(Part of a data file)

* START *

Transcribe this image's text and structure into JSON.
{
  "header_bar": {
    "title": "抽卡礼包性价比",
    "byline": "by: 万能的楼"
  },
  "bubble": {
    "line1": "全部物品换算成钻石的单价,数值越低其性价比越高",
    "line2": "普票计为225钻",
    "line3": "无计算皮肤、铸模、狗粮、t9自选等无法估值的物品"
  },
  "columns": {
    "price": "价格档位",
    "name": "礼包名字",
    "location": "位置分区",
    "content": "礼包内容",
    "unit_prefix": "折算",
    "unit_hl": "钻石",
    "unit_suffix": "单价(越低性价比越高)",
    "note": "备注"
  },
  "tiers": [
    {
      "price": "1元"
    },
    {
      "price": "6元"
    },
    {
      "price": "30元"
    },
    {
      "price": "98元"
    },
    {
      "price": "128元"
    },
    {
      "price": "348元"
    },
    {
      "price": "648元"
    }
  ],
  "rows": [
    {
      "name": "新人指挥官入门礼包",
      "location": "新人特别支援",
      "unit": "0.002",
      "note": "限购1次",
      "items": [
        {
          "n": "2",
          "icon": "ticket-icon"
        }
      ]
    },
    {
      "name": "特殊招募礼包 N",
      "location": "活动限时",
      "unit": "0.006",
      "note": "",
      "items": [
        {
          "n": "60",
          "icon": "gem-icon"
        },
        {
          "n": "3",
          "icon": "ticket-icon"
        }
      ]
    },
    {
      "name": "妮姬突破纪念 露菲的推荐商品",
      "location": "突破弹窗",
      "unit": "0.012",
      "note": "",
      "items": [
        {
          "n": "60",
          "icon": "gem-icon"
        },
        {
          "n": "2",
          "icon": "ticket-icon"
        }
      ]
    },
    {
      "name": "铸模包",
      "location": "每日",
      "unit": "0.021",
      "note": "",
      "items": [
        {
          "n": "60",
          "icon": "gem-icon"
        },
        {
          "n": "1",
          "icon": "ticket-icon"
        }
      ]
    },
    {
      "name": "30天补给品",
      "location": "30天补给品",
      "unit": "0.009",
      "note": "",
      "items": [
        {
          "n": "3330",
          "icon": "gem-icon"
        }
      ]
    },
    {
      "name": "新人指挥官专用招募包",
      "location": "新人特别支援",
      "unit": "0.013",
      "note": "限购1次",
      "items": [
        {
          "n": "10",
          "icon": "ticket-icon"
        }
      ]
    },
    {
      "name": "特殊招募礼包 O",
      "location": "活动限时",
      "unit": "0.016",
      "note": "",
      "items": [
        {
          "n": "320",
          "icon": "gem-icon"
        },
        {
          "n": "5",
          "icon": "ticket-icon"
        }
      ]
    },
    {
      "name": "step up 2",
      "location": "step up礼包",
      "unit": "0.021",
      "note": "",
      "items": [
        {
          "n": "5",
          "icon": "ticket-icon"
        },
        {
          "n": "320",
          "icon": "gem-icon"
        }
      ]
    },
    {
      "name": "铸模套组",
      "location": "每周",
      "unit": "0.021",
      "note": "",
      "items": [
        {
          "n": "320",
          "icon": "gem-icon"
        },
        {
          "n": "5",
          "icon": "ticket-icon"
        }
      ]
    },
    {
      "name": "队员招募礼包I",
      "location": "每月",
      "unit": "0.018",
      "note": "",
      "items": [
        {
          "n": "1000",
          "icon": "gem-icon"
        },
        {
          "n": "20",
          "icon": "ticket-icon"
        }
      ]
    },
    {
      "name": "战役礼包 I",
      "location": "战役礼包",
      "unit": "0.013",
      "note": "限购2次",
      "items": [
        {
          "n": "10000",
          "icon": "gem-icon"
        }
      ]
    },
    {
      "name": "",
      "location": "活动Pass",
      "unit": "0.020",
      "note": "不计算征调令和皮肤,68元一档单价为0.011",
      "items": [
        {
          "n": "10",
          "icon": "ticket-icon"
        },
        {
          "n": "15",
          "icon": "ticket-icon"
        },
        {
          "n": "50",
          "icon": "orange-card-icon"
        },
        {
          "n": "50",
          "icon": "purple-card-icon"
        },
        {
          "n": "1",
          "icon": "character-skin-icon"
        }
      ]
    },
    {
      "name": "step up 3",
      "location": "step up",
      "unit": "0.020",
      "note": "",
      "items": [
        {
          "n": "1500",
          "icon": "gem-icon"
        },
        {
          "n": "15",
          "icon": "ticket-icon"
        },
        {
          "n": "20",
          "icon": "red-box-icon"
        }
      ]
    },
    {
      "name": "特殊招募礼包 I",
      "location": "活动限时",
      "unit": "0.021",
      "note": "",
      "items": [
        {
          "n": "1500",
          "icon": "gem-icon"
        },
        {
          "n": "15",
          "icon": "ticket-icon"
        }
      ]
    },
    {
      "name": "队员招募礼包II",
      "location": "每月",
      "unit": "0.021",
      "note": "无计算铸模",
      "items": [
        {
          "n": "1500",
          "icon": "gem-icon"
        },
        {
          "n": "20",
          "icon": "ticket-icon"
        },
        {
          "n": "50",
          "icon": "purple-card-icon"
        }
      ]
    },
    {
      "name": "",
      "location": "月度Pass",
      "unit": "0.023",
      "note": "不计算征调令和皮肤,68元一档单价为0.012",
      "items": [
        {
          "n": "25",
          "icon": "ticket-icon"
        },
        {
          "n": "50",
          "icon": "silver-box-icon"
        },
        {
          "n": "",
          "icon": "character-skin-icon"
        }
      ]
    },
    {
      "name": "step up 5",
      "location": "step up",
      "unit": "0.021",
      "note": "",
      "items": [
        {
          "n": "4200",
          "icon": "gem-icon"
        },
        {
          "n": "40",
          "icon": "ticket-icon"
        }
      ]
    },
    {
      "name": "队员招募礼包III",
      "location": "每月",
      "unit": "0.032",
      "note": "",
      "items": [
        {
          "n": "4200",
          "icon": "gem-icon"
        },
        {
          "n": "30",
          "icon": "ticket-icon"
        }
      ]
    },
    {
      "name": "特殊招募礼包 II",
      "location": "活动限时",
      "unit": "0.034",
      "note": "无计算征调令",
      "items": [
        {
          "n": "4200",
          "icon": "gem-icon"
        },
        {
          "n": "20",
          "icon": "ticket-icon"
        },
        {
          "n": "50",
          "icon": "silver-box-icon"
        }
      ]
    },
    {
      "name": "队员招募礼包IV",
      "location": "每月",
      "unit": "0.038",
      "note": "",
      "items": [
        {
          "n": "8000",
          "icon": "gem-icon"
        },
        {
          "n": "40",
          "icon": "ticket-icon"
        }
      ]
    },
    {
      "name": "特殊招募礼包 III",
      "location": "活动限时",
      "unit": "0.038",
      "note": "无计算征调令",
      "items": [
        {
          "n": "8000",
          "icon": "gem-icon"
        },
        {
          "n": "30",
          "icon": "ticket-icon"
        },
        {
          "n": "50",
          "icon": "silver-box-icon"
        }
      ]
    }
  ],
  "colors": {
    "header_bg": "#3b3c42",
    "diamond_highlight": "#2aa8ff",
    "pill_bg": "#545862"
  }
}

* END *

▶ **Aim**
Print out all the entries precisely as written.

▶ **The result**
Transcribe this image's text and structure into JSON.
{
  "header_bar": {
    "title": "抽卡礼包性价比",
    "byline": "by: 万能的楼"
  },
  "bubble": {
    "line1": "全部物品换算成钻石的单价,数值越低其性价比越高",
    "line2": "普票计为225钻",
    "line3": "无计算皮肤、铸模、狗粮、t9自选等无法估值的物品"
  },
  "columns": {
    "price": "价格档位",
    "name": "礼包名字",
    "location": "位置分区",
    "content": "礼包内容",
    "unit_prefix": "折算",
    "unit_hl": "钻石",
    "unit_suffix": "单价(越低性价比越高)",
    "note": "备注"
  },
  "tiers": [
    {
      "price": "1元"
    },
    {
      "price": "6元"
    },
    {
      "price": "30元"
    },
    {
      "price": "98元"
    },
    {
      "price": "128元"
    },
    {
      "price": "348元"
    },
    {
      "price": "648元"
    }
  ],
  "rows": [
    {
      "name": "新人指挥官入门礼包",
      "location": "新人特别支援",
      "unit": "0.002",
      "note": "限购1次",
      "items": [
        {
          "n": "2",
          "icon": "ticket-icon"
        }
      ]
    },
    {
      "name": "特殊招募礼包 N",
      "location": "活动限时",
      "unit": "0.006",
      "note": "",
      "items": [
        {
          "n": "60",
          "icon": "gem-icon"
        },
        {
          "n": "3",
          "icon": "ticket-icon"
        }
      ]
    },
    {
      "name": "妮姬突破纪念 露菲的推荐商品",
      "location": "突破弹窗",
      "unit": "0.012",
      "note": "",
      "items": [
        {
          "n": "60",
          "icon": "gem-icon"
        },
        {
          "n": "2",
          "icon": "ticket-icon"
        }
      ]
    },
    {
      "name": "铸模包",
      "location": "每日",
      "unit": "0.021",
      "note": "",
      "items": [
        {
          "n": "60",
          "icon": "gem-icon"
        },
        {
          "n": "1",
          "icon": "ticket-icon"
        }
      ]
    },
    {
      "name": "30天补给品",
      "location": "30天补给品",
      "unit": "0.009",
      "note": "",
      "items": [
        {
          "n": "3330",
          "icon": "gem-icon"
        }
      ]
    },
    {
      "name": "新人指挥官专用招募包",
      "location": "新人特别支援",
      "unit": "0.013",
      "note": "限购1次",
      "items": [
        {
          "n": "10",
          "icon": "ticket-icon"
        }
      ]
    },
    {
      "name": "特殊招募礼包 O",
      "location": "活动限时",
      "unit": "0.016",
      "note": "",
      "items": [
        {
          "n": "320",
          "icon": "gem-icon"
        },
        {
          "n": "5",
          "icon": "ticket-icon"
        }
      ]
    },
    {
      "name": "step up 2",
      "location": "step up礼包",
      "unit": "0.021",
      "note": "",
      "items": [
        {
          "n": "5",
          "icon": "ticket-icon"
        },
        {
          "n": "320",
          "icon": "gem-icon"
        }
      ]
    },
    {
      "name": "铸模套组",
      "location": "每周",
      "unit": "0.021",
      "note": "",
      "items": [
        {
          "n": "320",
          "icon": "gem-icon"
        },
        {
          "n": "5",
          "icon": "ticket-icon"
        }
      ]
    },
    {
      "name": "队员招募礼包I",
      "location": "每月",
      "unit": "0.018",
      "note": "",
      "items": [
        {
          "n": "1000",
          "icon": "gem-icon"
        },
        {
          "n": "20",
          "icon": "ticket-icon"
        }
      ]
    },
    {
      "name": "战役礼包 I",
      "location": "战役礼包",
      "unit": "0.013",
      "note": "限购2次",
      "items": [
        {
          "n": "10000",
          "icon": "gem-icon"
        }
      ]
    },
    {
      "name": "",
      "location": "活动Pass",
      "unit": "0.020",
      "note": "不计算征调令和皮肤,68元一档单价为0.011",
      "items": [
        {
          "n": "10",
          "icon": "ticket-icon"
        },
        {
          "n": "15",
          "icon": "ticket-icon"
        },
        {
          "n": "50",
          "icon": "orange-card-icon"
        },
        {
          "n": "50",
          "icon": "purple-card-icon"
        },
        {
          "n": "1",
          "icon": "character-skin-icon"
        }
      ]
    },
    {
      "name": "step up 3",
      "location": "step up",
      "unit": "0.020",
      "note": "",
      "items": [
        {
          "n": "1500",
          "icon": "gem-icon"
        },
        {
          "n": "15",
          "icon": "ticket-icon"
        },
        {
          "n": "20",
          "icon": "red-box-icon"
        }
      ]
    },
    {
      "name": "特殊招募礼包 I",
      "location": "活动限时",
      "unit": "0.021",
      "note": "",
      "items": [
        {
          "n": "1500",
          "icon": "gem-icon"
        },
        {
          "n": "15",
          "icon": "ticket-icon"
        }
      ]
    },
    {
      "name": "队员招募礼包II",
      "location": "每月",
      "unit": "0.021",
      "note": "无计算铸模",
      "items": [
        {
          "n": "1500",
          "icon": "gem-icon"
        },
        {
          "n": "20",
          "icon": "ticket-icon"
        },
        {
          "n": "50",
          "icon": "purple-card-icon"
        }
      ]
    },
    {
      "name": "",
      "location": "月度Pass",
      "unit": "0.023",
      "note": "不计算征调令和皮肤,68元一档单价为0.012",
      "items": [
        {
          "n": "25",
          "icon": "ticket-icon"
        },
        {
          "n": "50",
          "icon": "silver-box-icon"
        },
        {
          "n": "",
          "icon": "character-skin-icon"
        }
      ]
    },
    {
      "name": "step up 5",
      "location": "step up",
      "unit": "0.021",
      "note": "",
      "items": [
        {
          "n": "4200",
          "icon": "gem-icon"
        },
        {
          "n": "40",
          "icon": "ticket-icon"
        }
      ]
    },
    {
      "name": "队员招募礼包III",
      "location": "每月",
      "unit": "0.032",
      "note": "",
      "items": [
        {
          "n": "4200",
          "icon": "gem-icon"
        },
        {
          "n": "30",
          "icon": "ticket-icon"
        }
      ]
    },
    {
      "name": "特殊招募礼包 II",
      "location": "活动限时",
      "unit": "0.034",
      "note": "无计算征调令",
      "items": [
        {
          "n": "4200",
          "icon": "gem-icon"
        },
        {
          "n": "20",
          "icon": "ticket-icon"
        },
        {
          "n": "50",
          "icon": "silver-box-icon"
        }
      ]
    },
    {
      "name": "队员招募礼包IV",
      "location": "每月",
      "unit": "0.038",
      "note": "",
      "items": [
        {
          "n": "8000",
          "icon": "gem-icon"
        },
        {
          "n": "40",
          "icon": "ticket-icon"
        }
      ]
    },
    {
      "name": "特殊招募礼包 III",
      "location": "活动限时",
      "unit": "0.038",
      "note": "无计算征调令",
      "items": [
        {
          "n": "8000",
          "icon": "gem-icon"
        },
        {
          "n": "30",
          "icon": "ticket-icon"
        },
        {
          "n": "50",
          "icon": "silver-box-icon"
        }
      ]
    }
  ],
  "colors": {
    "header_bg": "#3b3c42",
    "diamond_highlight": "#2aa8ff",
    "pill_bg": "#545862"
  }
}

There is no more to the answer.